**The exercise:**
Look through the entries below and report how many lines hold the string "unit". Only the number is wanted.

**Data for this task:**

··········

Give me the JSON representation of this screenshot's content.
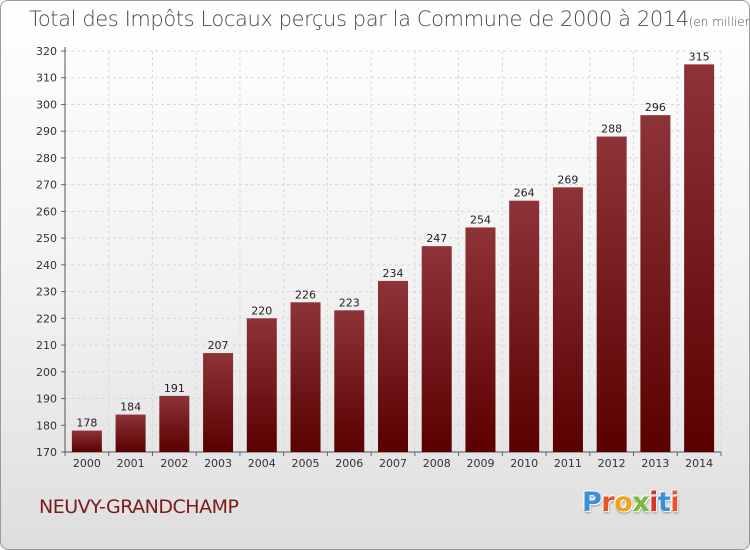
{
  "header": {
    "title": "Total des Impôts Locaux perçus par la Commune de 2000 à 2014",
    "unit": "(en milliers d'€)"
  },
  "commune": "NEUVY-GRANDCHAMP",
  "logo": {
    "letters": [
      "P",
      "r",
      "o",
      "x",
      "i",
      "t",
      "i"
    ],
    "colors": [
      "#3b8fd6",
      "#e8542a",
      "#f0a21b",
      "#7ab83a",
      "#d8322b",
      "#3b8fd6",
      "#e8542a"
    ]
  },
  "chart_data": {
    "type": "bar",
    "title": "Total des Impôts Locaux perçus par la Commune de 2000 à 2014",
    "unit": "(en milliers d'€)",
    "xlabel": "",
    "ylabel": "",
    "categories": [
      "2000",
      "2001",
      "2002",
      "2003",
      "2004",
      "2005",
      "2006",
      "2007",
      "2008",
      "2009",
      "2010",
      "2011",
      "2012",
      "2013",
      "2014"
    ],
    "values": [
      178,
      184,
      191,
      207,
      220,
      226,
      223,
      234,
      247,
      254,
      264,
      269,
      288,
      296,
      315
    ],
    "ylim": [
      170,
      320
    ],
    "yticks": [
      170,
      180,
      190,
      200,
      210,
      220,
      230,
      240,
      250,
      260,
      270,
      280,
      290,
      300,
      310,
      320
    ],
    "grid": true,
    "bar_color": "#7a1010"
  }
}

··········

**Written response:**
2